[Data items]
::::::
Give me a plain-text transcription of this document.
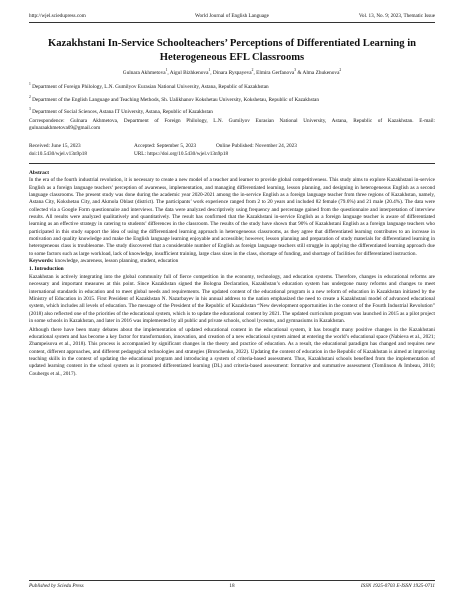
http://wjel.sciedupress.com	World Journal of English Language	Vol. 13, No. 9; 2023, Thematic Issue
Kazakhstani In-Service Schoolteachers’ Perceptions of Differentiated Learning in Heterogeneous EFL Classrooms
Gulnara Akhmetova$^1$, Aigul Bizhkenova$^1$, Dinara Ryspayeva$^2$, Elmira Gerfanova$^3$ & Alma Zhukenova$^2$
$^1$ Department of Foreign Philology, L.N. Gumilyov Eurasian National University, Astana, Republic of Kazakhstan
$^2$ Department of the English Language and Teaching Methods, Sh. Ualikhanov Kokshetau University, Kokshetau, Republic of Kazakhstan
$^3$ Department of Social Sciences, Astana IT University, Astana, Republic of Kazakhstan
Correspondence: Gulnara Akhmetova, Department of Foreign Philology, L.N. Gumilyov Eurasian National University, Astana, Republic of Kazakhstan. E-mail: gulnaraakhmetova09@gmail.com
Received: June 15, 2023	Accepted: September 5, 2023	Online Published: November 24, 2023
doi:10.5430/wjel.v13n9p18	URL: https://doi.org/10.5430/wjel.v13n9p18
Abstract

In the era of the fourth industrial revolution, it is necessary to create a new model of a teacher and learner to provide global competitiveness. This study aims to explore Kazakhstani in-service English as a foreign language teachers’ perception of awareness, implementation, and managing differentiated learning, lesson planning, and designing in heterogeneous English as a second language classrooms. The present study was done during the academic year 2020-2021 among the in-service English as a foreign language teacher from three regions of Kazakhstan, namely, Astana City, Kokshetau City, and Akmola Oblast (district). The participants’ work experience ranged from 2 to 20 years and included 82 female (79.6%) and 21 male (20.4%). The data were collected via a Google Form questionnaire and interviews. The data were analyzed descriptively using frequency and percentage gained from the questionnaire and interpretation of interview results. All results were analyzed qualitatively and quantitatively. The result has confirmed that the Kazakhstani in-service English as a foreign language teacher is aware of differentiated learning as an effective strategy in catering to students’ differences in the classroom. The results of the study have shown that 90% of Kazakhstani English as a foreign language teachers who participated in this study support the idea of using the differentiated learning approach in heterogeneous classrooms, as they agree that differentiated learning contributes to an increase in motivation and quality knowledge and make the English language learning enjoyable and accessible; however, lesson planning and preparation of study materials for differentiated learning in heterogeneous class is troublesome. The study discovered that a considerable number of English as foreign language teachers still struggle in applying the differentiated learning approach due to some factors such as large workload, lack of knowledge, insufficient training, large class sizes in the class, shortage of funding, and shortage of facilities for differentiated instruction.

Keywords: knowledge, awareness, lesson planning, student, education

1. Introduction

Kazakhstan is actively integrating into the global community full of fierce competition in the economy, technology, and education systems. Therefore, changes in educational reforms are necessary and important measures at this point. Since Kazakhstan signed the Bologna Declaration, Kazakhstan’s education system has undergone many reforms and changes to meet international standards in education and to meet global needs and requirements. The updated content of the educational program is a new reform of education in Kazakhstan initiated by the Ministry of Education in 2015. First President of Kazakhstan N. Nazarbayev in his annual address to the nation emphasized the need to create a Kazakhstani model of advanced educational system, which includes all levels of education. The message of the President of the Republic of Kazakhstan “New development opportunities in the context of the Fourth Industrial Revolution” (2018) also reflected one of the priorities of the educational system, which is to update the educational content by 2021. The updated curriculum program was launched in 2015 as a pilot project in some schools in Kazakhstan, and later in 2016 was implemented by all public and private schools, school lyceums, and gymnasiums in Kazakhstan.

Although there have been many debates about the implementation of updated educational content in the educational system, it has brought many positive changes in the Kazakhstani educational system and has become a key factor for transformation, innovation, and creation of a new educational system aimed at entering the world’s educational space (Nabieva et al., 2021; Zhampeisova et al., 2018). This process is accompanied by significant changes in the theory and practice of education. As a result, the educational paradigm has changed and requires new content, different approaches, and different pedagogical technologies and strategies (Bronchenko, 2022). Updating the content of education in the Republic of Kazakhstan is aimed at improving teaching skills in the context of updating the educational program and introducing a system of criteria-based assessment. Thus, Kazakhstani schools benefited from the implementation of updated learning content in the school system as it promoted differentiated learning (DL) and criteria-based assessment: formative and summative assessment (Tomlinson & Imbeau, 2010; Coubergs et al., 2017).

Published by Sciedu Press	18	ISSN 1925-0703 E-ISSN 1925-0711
::::::
Pull out and copy each line containing the string "University".

→ RESULT FOR THIS TASK:
$^1$ Department of Foreign Philology, L.N. Gumilyov Eurasian National University, Astana, Republic of Kazakhstan
$^2$ Department of the English Language and Teaching Methods, Sh. Ualikhanov Kokshetau University, Kokshetau, Republic of Kazakhstan
$^3$ Department of Social Sciences, Astana IT University, Astana, Republic of Kazakhstan
Correspondence: Gulnara Akhmetova, Department of Foreign Philology, L.N. Gumilyov Eurasian National University, Astana, Republic of Kazakhstan. E-mail: gulnaraakhmetova09@gmail.com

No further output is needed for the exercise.